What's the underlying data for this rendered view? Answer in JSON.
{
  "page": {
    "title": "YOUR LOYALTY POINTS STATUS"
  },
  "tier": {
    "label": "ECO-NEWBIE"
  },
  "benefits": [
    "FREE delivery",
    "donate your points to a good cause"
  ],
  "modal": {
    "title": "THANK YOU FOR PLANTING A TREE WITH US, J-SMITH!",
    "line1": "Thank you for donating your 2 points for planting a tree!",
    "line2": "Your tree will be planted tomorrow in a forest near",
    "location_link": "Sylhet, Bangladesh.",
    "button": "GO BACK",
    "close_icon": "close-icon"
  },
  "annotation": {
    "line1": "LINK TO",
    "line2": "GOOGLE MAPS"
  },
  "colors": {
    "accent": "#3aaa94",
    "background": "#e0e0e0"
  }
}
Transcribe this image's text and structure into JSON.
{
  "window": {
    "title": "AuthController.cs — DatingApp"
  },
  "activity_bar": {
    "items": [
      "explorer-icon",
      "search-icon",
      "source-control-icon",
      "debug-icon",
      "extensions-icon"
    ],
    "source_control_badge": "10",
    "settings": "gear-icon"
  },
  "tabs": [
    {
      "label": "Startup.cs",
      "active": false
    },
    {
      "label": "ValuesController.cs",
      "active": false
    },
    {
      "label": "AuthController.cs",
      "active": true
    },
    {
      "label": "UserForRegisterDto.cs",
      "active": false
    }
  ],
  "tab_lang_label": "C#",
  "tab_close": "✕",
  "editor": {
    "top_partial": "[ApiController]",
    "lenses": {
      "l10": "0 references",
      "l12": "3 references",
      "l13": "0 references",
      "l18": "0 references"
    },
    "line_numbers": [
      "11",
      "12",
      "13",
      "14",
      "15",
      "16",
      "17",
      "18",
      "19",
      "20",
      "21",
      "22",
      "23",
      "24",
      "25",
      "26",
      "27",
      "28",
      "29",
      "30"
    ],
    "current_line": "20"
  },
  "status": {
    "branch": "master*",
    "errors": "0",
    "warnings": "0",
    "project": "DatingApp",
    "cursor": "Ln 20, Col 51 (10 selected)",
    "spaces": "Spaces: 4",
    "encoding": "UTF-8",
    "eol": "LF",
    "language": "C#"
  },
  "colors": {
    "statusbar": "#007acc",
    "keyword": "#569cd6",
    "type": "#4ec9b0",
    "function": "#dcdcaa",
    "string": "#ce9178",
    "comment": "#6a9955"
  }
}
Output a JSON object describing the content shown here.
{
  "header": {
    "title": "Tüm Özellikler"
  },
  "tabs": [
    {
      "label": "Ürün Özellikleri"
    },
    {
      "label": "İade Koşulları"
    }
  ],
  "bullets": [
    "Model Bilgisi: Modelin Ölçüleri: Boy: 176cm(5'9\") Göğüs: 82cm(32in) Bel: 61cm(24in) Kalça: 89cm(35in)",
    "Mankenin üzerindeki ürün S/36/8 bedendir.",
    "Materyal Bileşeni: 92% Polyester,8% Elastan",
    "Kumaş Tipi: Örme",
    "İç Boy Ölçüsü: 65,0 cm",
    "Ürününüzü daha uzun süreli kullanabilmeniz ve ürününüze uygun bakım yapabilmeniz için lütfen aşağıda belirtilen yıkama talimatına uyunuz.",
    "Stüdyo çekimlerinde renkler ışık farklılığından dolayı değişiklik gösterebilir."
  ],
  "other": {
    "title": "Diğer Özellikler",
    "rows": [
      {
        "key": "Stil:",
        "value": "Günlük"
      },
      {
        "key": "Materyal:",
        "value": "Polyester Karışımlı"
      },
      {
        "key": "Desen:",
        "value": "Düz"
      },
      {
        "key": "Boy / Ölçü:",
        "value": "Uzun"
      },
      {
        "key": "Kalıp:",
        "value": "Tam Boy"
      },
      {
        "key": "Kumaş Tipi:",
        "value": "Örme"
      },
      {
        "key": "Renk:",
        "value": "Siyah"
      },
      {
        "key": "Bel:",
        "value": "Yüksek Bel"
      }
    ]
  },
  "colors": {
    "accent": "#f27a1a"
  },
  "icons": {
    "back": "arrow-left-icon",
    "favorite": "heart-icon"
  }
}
+--
» **Instructions for the task**
Give an exact copy of all the data shown above.

» **Answer to this task**
What's the underlying data for this rendered view? Answer in JSON.
{
  "page": {
    "title": "YOUR LOYALTY POINTS STATUS"
  },
  "tier": {
    "label": "ECO-NEWBIE"
  },
  "benefits": [
    "FREE delivery",
    "donate your points to a good cause"
  ],
  "modal": {
    "title": "THANK YOU FOR PLANTING A TREE WITH US, J-SMITH!",
    "line1": "Thank you for donating your 2 points for planting a tree!",
    "line2": "Your tree will be planted tomorrow in a forest near",
    "location_link": "Sylhet, Bangladesh.",
    "button": "GO BACK",
    "close_icon": "close-icon"
  },
  "annotation": {
    "line1": "LINK TO",
    "line2": "GOOGLE MAPS"
  },
  "colors": {
    "accent": "#3aaa94",
    "background": "#e0e0e0"
  }
}
Transcribe this image's text and structure into JSON.
{
  "window": {
    "title": "AuthController.cs — DatingApp"
  },
  "activity_bar": {
    "items": [
      "explorer-icon",
      "search-icon",
      "source-control-icon",
      "debug-icon",
      "extensions-icon"
    ],
    "source_control_badge": "10",
    "settings": "gear-icon"
  },
  "tabs": [
    {
      "label": "Startup.cs",
      "active": false
    },
    {
      "label": "ValuesController.cs",
      "active": false
    },
    {
      "label": "AuthController.cs",
      "active": true
    },
    {
      "label": "UserForRegisterDto.cs",
      "active": false
    }
  ],
  "tab_lang_label": "C#",
  "tab_close": "✕",
  "editor": {
    "top_partial": "[ApiController]",
    "lenses": {
      "l10": "0 references",
      "l12": "3 references",
      "l13": "0 references",
      "l18": "0 references"
    },
    "line_numbers": [
      "11",
      "12",
      "13",
      "14",
      "15",
      "16",
      "17",
      "18",
      "19",
      "20",
      "21",
      "22",
      "23",
      "24",
      "25",
      "26",
      "27",
      "28",
      "29",
      "30"
    ],
    "current_line": "20"
  },
  "status": {
    "branch": "master*",
    "errors": "0",
    "warnings": "0",
    "project": "DatingApp",
    "cursor": "Ln 20, Col 51 (10 selected)",
    "spaces": "Spaces: 4",
    "encoding": "UTF-8",
    "eol": "LF",
    "language": "C#"
  },
  "colors": {
    "statusbar": "#007acc",
    "keyword": "#569cd6",
    "type": "#4ec9b0",
    "function": "#dcdcaa",
    "string": "#ce9178",
    "comment": "#6a9955"
  }
}
Output a JSON object describing the content shown here.
{
  "header": {
    "title": "Tüm Özellikler"
  },
  "tabs": [
    {
      "label": "Ürün Özellikleri"
    },
    {
      "label": "İade Koşulları"
    }
  ],
  "bullets": [
    "Model Bilgisi: Modelin Ölçüleri: Boy: 176cm(5'9\") Göğüs: 82cm(32in) Bel: 61cm(24in) Kalça: 89cm(35in)",
    "Mankenin üzerindeki ürün S/36/8 bedendir.",
    "Materyal Bileşeni: 92% Polyester,8% Elastan",
    "Kumaş Tipi: Örme",
    "İç Boy Ölçüsü: 65,0 cm",
    "Ürününüzü daha uzun süreli kullanabilmeniz ve ürününüze uygun bakım yapabilmeniz için lütfen aşağıda belirtilen yıkama talimatına uyunuz.",
    "Stüdyo çekimlerinde renkler ışık farklılığından dolayı değişiklik gösterebilir."
  ],
  "other": {
    "title": "Diğer Özellikler",
    "rows": [
      {
        "key": "Stil:",
        "value": "Günlük"
      },
      {
        "key": "Materyal:",
        "value": "Polyester Karışımlı"
      },
      {
        "key": "Desen:",
        "value": "Düz"
      },
      {
        "key": "Boy / Ölçü:",
        "value": "Uzun"
      },
      {
        "key": "Kalıp:",
        "value": "Tam Boy"
      },
      {
        "key": "Kumaş Tipi:",
        "value": "Örme"
      },
      {
        "key": "Renk:",
        "value": "Siyah"
      },
      {
        "key": "Bel:",
        "value": "Yüksek Bel"
      }
    ]
  },
  "colors": {
    "accent": "#f27a1a"
  },
  "icons": {
    "back": "arrow-left-icon",
    "favorite": "heart-icon"
  }
}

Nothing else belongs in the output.